> AIM
In the listing that follows, how many lines contain "nach"? Give the number only.

> THE INPUT
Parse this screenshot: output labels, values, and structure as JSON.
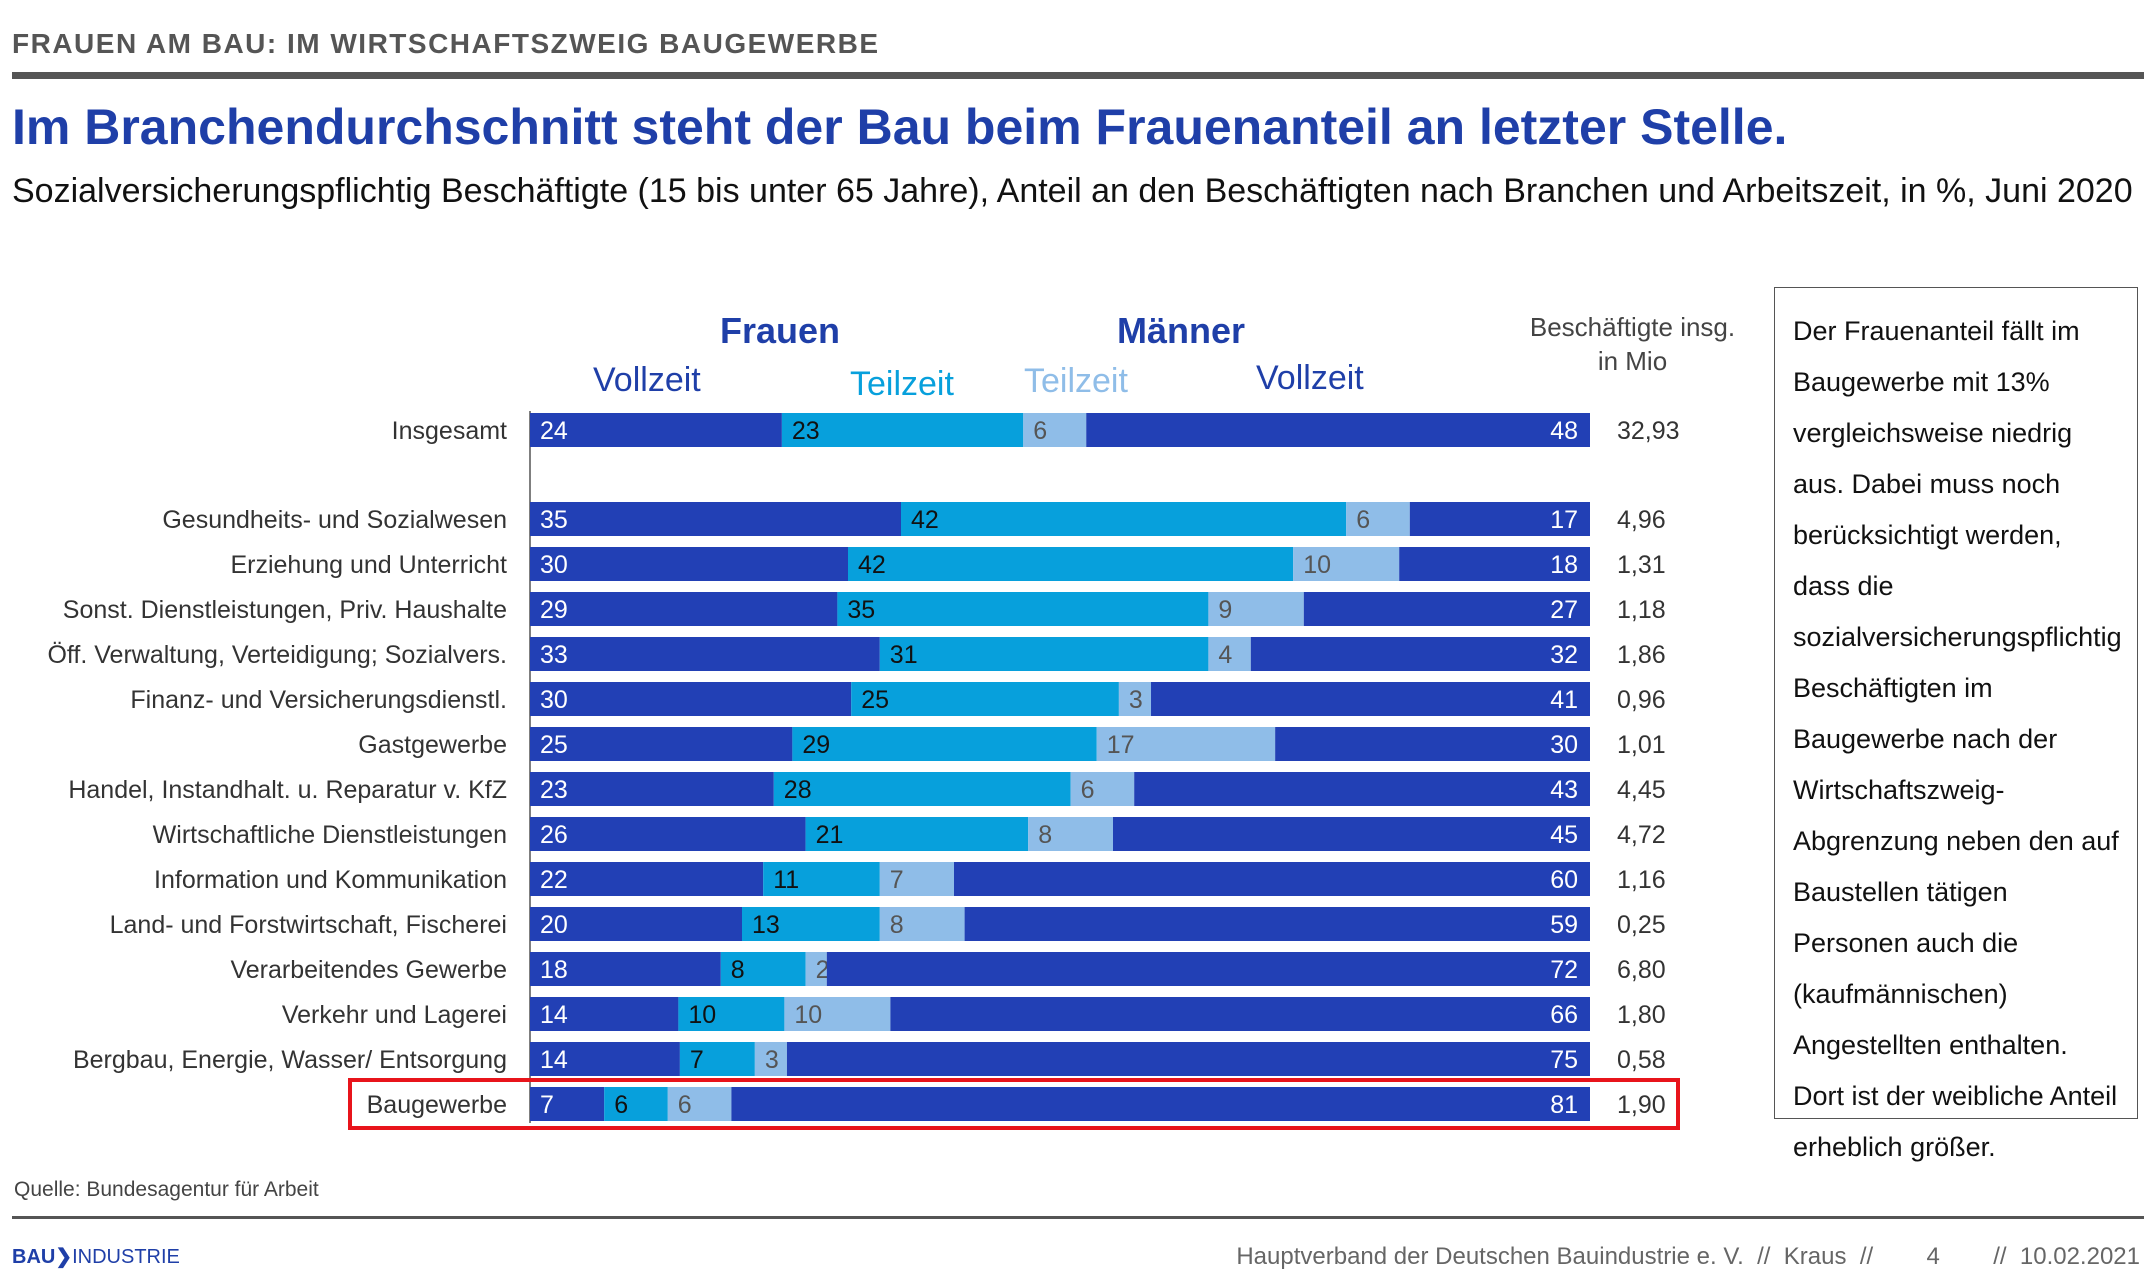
{
  "kicker": "FRAUEN AM BAU: IM WIRTSCHAFTSZWEIG BAUGEWERBE",
  "headline": "Im Branchendurchschnitt steht der Bau beim Frauenanteil an letzter Stelle.",
  "subtitle": "Sozialversicherungspflichtig Beschäftigte (15 bis unter 65 Jahre), Anteil an den Beschäftigten nach Branchen und Arbeitszeit, in %, Juni 2020",
  "colors": {
    "frauen_vollzeit": "#2240b5",
    "frauen_teilzeit": "#07a0dc",
    "maenner_teilzeit": "#8fbde8",
    "maenner_vollzeit": "#2240b5",
    "highlight": "#e8141b"
  },
  "chart_data": {
    "type": "bar",
    "stacked": true,
    "orientation": "horizontal",
    "group_labels": {
      "frauen": "Frauen",
      "maenner": "Männer"
    },
    "series_labels": {
      "frauen_vollzeit": "Vollzeit",
      "frauen_teilzeit": "Teilzeit",
      "maenner_teilzeit": "Teilzeit",
      "maenner_vollzeit": "Vollzeit"
    },
    "employees_header": "Beschäftigte insg. in Mio",
    "highlighted_category": "Baugewerbe",
    "rows": [
      {
        "label": "Insgesamt",
        "fv": 24,
        "ft": 23,
        "mt": 6,
        "mv": 48,
        "total": "32,93"
      },
      {
        "label": "Gesundheits- und Sozialwesen",
        "fv": 35,
        "ft": 42,
        "mt": 6,
        "mv": 17,
        "total": "4,96"
      },
      {
        "label": "Erziehung und Unterricht",
        "fv": 30,
        "ft": 42,
        "mt": 10,
        "mv": 18,
        "total": "1,31"
      },
      {
        "label": "Sonst. Dienstleistungen, Priv. Haushalte",
        "fv": 29,
        "ft": 35,
        "mt": 9,
        "mv": 27,
        "total": "1,18"
      },
      {
        "label": "Öff. Verwaltung, Verteidigung; Sozialvers.",
        "fv": 33,
        "ft": 31,
        "mt": 4,
        "mv": 32,
        "total": "1,86"
      },
      {
        "label": "Finanz- und Versicherungsdienstl.",
        "fv": 30,
        "ft": 25,
        "mt": 3,
        "mv": 41,
        "total": "0,96"
      },
      {
        "label": "Gastgewerbe",
        "fv": 25,
        "ft": 29,
        "mt": 17,
        "mv": 30,
        "total": "1,01"
      },
      {
        "label": "Handel, Instandhalt. u. Reparatur v. KfZ",
        "fv": 23,
        "ft": 28,
        "mt": 6,
        "mv": 43,
        "total": "4,45"
      },
      {
        "label": "Wirtschaftliche Dienstleistungen",
        "fv": 26,
        "ft": 21,
        "mt": 8,
        "mv": 45,
        "total": "4,72"
      },
      {
        "label": "Information und Kommunikation",
        "fv": 22,
        "ft": 11,
        "mt": 7,
        "mv": 60,
        "total": "1,16"
      },
      {
        "label": "Land- und Forstwirtschaft, Fischerei",
        "fv": 20,
        "ft": 13,
        "mt": 8,
        "mv": 59,
        "total": "0,25"
      },
      {
        "label": "Verarbeitendes Gewerbe",
        "fv": 18,
        "ft": 8,
        "mt": 2,
        "mv": 72,
        "total": "6,80"
      },
      {
        "label": "Verkehr und Lagerei",
        "fv": 14,
        "ft": 10,
        "mt": 10,
        "mv": 66,
        "total": "1,80"
      },
      {
        "label": "Bergbau, Energie, Wasser/ Entsorgung",
        "fv": 14,
        "ft": 7,
        "mt": 3,
        "mv": 75,
        "total": "0,58"
      },
      {
        "label": "Baugewerbe",
        "fv": 7,
        "ft": 6,
        "mt": 6,
        "mv": 81,
        "total": "1,90"
      }
    ]
  },
  "note": "Der Frauenanteil fällt im Baugewerbe mit 13% vergleichsweise niedrig aus. Dabei muss noch berücksichtigt werden, dass die sozialversicherungspflichtig Beschäftigten im Baugewerbe nach der Wirtschaftszweig-Abgrenzung neben den auf Baustellen tätigen Personen auch die (kaufmännischen) Angestellten enthalten. Dort ist der weibliche Anteil erheblich größer.",
  "source": "Quelle: Bundesagentur für Arbeit",
  "logo": {
    "bold": "BAU",
    "mark": "❯",
    "rest": "INDUSTRIE"
  },
  "footer": "Hauptverband der Deutschen Bauindustrie e. V.  //  Kraus  //        4        //  10.02.2021"
}
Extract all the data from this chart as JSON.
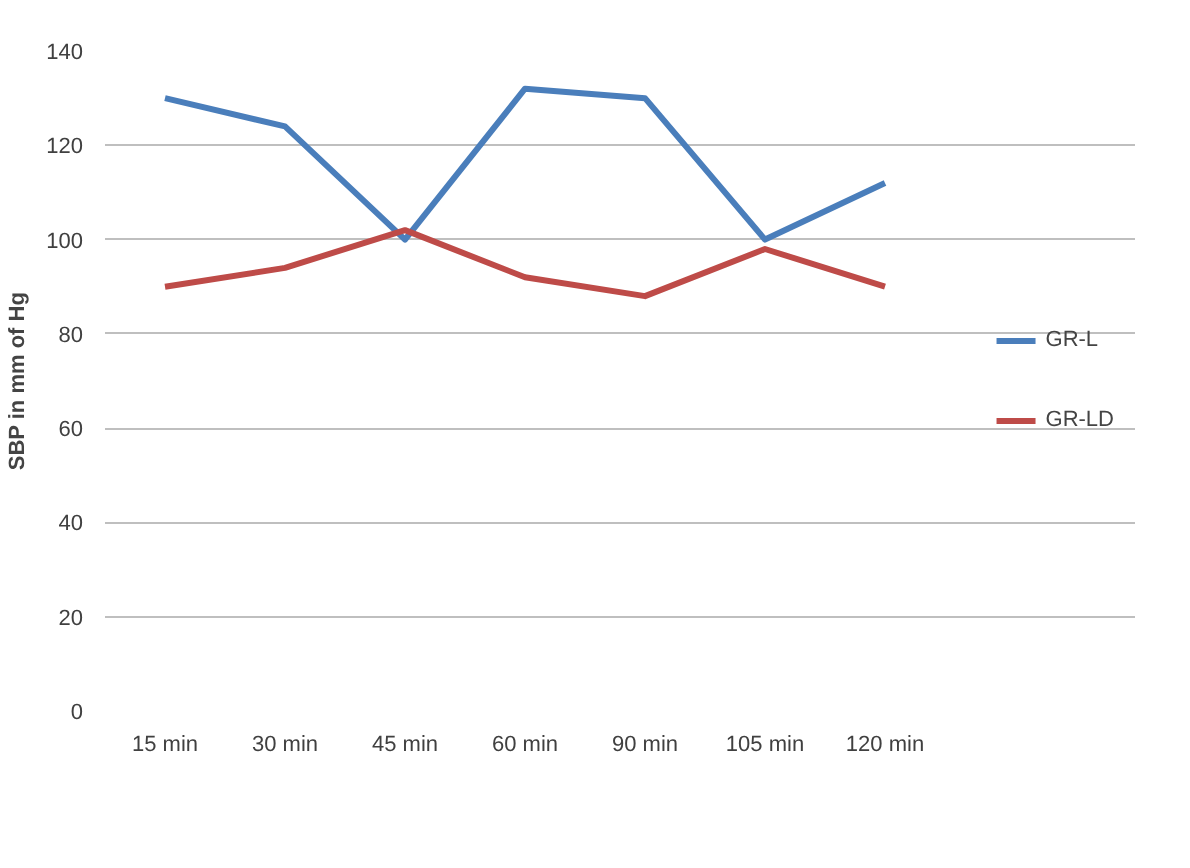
{
  "chart_data": {
    "type": "line",
    "ylabel": "SBP in mm of Hg",
    "categories": [
      "15 min",
      "30 min",
      "45 min",
      "60 min",
      "90 min",
      "105 min",
      "120 min"
    ],
    "series": [
      {
        "name": "GR-L",
        "color": "#4a7ebb",
        "values": [
          130,
          124,
          100,
          132,
          130,
          100,
          112
        ]
      },
      {
        "name": "GR-LD",
        "color": "#be4b48",
        "values": [
          90,
          94,
          102,
          92,
          88,
          98,
          90
        ]
      }
    ],
    "ylim": [
      0,
      140
    ],
    "yticks": [
      0,
      20,
      40,
      60,
      80,
      100,
      120,
      140
    ],
    "grid": "y",
    "legend": "right",
    "marker": "none",
    "line_style": "solid"
  }
}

> SOLVED PROBLEM
2